[The problem]
Each entry below should be reproduced character for character.

[Collected data]
•••

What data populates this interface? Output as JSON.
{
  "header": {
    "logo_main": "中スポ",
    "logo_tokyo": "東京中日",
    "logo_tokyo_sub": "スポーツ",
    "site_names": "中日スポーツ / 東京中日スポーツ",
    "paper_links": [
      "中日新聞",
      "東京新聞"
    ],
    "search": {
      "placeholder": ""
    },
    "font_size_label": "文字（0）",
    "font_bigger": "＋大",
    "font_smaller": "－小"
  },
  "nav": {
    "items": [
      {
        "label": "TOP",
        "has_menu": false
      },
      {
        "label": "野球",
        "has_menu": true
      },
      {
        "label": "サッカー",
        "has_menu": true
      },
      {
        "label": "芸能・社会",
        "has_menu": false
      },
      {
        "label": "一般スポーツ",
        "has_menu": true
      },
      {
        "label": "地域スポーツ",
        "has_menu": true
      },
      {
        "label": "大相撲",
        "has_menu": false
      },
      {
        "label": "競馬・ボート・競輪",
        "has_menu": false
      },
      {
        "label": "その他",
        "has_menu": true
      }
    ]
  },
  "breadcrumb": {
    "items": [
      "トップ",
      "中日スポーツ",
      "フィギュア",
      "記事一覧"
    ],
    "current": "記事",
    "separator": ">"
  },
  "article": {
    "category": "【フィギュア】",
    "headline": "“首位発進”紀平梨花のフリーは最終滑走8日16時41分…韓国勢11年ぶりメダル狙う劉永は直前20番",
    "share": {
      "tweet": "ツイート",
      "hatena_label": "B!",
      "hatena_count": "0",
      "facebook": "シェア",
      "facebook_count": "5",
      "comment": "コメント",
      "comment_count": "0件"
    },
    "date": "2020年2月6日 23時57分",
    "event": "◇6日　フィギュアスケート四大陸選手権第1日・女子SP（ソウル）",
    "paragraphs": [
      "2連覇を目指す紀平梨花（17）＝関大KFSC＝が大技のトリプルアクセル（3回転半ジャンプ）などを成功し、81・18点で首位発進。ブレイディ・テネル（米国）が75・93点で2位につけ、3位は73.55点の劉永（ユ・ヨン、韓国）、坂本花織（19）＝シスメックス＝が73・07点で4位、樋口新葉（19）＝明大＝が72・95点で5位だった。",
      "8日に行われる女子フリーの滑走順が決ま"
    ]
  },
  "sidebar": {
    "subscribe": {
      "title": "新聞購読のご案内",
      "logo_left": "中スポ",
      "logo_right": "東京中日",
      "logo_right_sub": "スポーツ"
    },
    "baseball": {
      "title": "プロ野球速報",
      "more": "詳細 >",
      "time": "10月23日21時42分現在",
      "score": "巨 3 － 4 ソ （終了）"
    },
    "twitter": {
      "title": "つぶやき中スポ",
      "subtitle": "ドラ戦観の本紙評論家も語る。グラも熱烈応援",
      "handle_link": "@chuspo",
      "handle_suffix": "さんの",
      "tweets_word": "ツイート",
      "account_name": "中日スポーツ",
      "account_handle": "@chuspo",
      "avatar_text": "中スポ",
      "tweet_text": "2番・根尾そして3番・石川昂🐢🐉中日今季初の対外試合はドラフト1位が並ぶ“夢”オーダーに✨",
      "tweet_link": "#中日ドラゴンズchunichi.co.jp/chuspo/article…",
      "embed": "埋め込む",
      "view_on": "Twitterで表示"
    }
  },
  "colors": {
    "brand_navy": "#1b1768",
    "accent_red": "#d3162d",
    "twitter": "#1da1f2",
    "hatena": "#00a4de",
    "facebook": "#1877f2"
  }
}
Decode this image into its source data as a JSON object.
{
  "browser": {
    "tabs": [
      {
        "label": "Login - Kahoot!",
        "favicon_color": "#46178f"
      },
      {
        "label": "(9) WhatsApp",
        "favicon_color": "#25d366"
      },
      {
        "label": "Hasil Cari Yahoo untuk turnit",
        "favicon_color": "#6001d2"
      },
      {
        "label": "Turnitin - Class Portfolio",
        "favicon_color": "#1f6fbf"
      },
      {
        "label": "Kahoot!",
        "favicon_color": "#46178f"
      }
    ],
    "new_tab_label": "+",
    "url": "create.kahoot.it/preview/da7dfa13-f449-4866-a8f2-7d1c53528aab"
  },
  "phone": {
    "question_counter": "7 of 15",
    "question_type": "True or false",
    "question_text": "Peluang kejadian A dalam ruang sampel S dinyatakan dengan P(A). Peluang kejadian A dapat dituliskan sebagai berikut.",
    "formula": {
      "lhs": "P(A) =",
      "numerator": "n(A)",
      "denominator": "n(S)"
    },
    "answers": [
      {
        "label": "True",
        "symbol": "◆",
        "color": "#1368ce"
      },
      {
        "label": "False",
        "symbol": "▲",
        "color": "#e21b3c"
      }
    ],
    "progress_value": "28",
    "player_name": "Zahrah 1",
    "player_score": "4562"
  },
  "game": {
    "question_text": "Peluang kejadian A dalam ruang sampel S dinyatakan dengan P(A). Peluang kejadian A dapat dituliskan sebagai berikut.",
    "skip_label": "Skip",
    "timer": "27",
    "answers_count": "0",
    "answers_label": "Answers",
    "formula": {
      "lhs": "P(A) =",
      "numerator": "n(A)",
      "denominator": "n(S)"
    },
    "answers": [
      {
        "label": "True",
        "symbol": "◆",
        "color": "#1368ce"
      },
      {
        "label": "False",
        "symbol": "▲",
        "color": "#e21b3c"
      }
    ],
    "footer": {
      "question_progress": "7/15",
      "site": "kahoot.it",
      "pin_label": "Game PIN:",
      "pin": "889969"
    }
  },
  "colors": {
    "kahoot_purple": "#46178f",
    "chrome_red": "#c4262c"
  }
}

•••

[Answer to this task]
What data populates this interface? Output as JSON.
{
  "header": {
    "logo_main": "中スポ",
    "logo_tokyo": "東京中日",
    "logo_tokyo_sub": "スポーツ",
    "site_names": "中日スポーツ / 東京中日スポーツ",
    "paper_links": [
      "中日新聞",
      "東京新聞"
    ],
    "search": {
      "placeholder": ""
    },
    "font_size_label": "文字（0）",
    "font_bigger": "＋大",
    "font_smaller": "－小"
  },
  "nav": {
    "items": [
      {
        "label": "TOP",
        "has_menu": false
      },
      {
        "label": "野球",
        "has_menu": true
      },
      {
        "label": "サッカー",
        "has_menu": true
      },
      {
        "label": "芸能・社会",
        "has_menu": false
      },
      {
        "label": "一般スポーツ",
        "has_menu": true
      },
      {
        "label": "地域スポーツ",
        "has_menu": true
      },
      {
        "label": "大相撲",
        "has_menu": false
      },
      {
        "label": "競馬・ボート・競輪",
        "has_menu": false
      },
      {
        "label": "その他",
        "has_menu": true
      }
    ]
  },
  "breadcrumb": {
    "items": [
      "トップ",
      "中日スポーツ",
      "フィギュア",
      "記事一覧"
    ],
    "current": "記事",
    "separator": ">"
  },
  "article": {
    "category": "【フィギュア】",
    "headline": "“首位発進”紀平梨花のフリーは最終滑走8日16時41分…韓国勢11年ぶりメダル狙う劉永は直前20番",
    "share": {
      "tweet": "ツイート",
      "hatena_label": "B!",
      "hatena_count": "0",
      "facebook": "シェア",
      "facebook_count": "5",
      "comment": "コメント",
      "comment_count": "0件"
    },
    "date": "2020年2月6日 23時57分",
    "event": "◇6日　フィギュアスケート四大陸選手権第1日・女子SP（ソウル）",
    "paragraphs": [
      "2連覇を目指す紀平梨花（17）＝関大KFSC＝が大技のトリプルアクセル（3回転半ジャンプ）などを成功し、81・18点で首位発進。ブレイディ・テネル（米国）が75・93点で2位につけ、3位は73.55点の劉永（ユ・ヨン、韓国）、坂本花織（19）＝シスメックス＝が73・07点で4位、樋口新葉（19）＝明大＝が72・95点で5位だった。",
      "8日に行われる女子フリーの滑走順が決ま"
    ]
  },
  "sidebar": {
    "subscribe": {
      "title": "新聞購読のご案内",
      "logo_left": "中スポ",
      "logo_right": "東京中日",
      "logo_right_sub": "スポーツ"
    },
    "baseball": {
      "title": "プロ野球速報",
      "more": "詳細 >",
      "time": "10月23日21時42分現在",
      "score": "巨 3 － 4 ソ （終了）"
    },
    "twitter": {
      "title": "つぶやき中スポ",
      "subtitle": "ドラ戦観の本紙評論家も語る。グラも熱烈応援",
      "handle_link": "@chuspo",
      "handle_suffix": "さんの",
      "tweets_word": "ツイート",
      "account_name": "中日スポーツ",
      "account_handle": "@chuspo",
      "avatar_text": "中スポ",
      "tweet_text": "2番・根尾そして3番・石川昂🐢🐉中日今季初の対外試合はドラフト1位が並ぶ“夢”オーダーに✨",
      "tweet_link": "#中日ドラゴンズchunichi.co.jp/chuspo/article…",
      "embed": "埋め込む",
      "view_on": "Twitterで表示"
    }
  },
  "colors": {
    "brand_navy": "#1b1768",
    "accent_red": "#d3162d",
    "twitter": "#1da1f2",
    "hatena": "#00a4de",
    "facebook": "#1877f2"
  }
}
Decode this image into its source data as a JSON object.
{
  "browser": {
    "tabs": [
      {
        "label": "Login - Kahoot!",
        "favicon_color": "#46178f"
      },
      {
        "label": "(9) WhatsApp",
        "favicon_color": "#25d366"
      },
      {
        "label": "Hasil Cari Yahoo untuk turnit",
        "favicon_color": "#6001d2"
      },
      {
        "label": "Turnitin - Class Portfolio",
        "favicon_color": "#1f6fbf"
      },
      {
        "label": "Kahoot!",
        "favicon_color": "#46178f"
      }
    ],
    "new_tab_label": "+",
    "url": "create.kahoot.it/preview/da7dfa13-f449-4866-a8f2-7d1c53528aab"
  },
  "phone": {
    "question_counter": "7 of 15",
    "question_type": "True or false",
    "question_text": "Peluang kejadian A dalam ruang sampel S dinyatakan dengan P(A). Peluang kejadian A dapat dituliskan sebagai berikut.",
    "formula": {
      "lhs": "P(A) =",
      "numerator": "n(A)",
      "denominator": "n(S)"
    },
    "answers": [
      {
        "label": "True",
        "symbol": "◆",
        "color": "#1368ce"
      },
      {
        "label": "False",
        "symbol": "▲",
        "color": "#e21b3c"
      }
    ],
    "progress_value": "28",
    "player_name": "Zahrah 1",
    "player_score": "4562"
  },
  "game": {
    "question_text": "Peluang kejadian A dalam ruang sampel S dinyatakan dengan P(A). Peluang kejadian A dapat dituliskan sebagai berikut.",
    "skip_label": "Skip",
    "timer": "27",
    "answers_count": "0",
    "answers_label": "Answers",
    "formula": {
      "lhs": "P(A) =",
      "numerator": "n(A)",
      "denominator": "n(S)"
    },
    "answers": [
      {
        "label": "True",
        "symbol": "◆",
        "color": "#1368ce"
      },
      {
        "label": "False",
        "symbol": "▲",
        "color": "#e21b3c"
      }
    ],
    "footer": {
      "question_progress": "7/15",
      "site": "kahoot.it",
      "pin_label": "Game PIN:",
      "pin": "889969"
    }
  },
  "colors": {
    "kahoot_purple": "#46178f",
    "chrome_red": "#c4262c"
  }
}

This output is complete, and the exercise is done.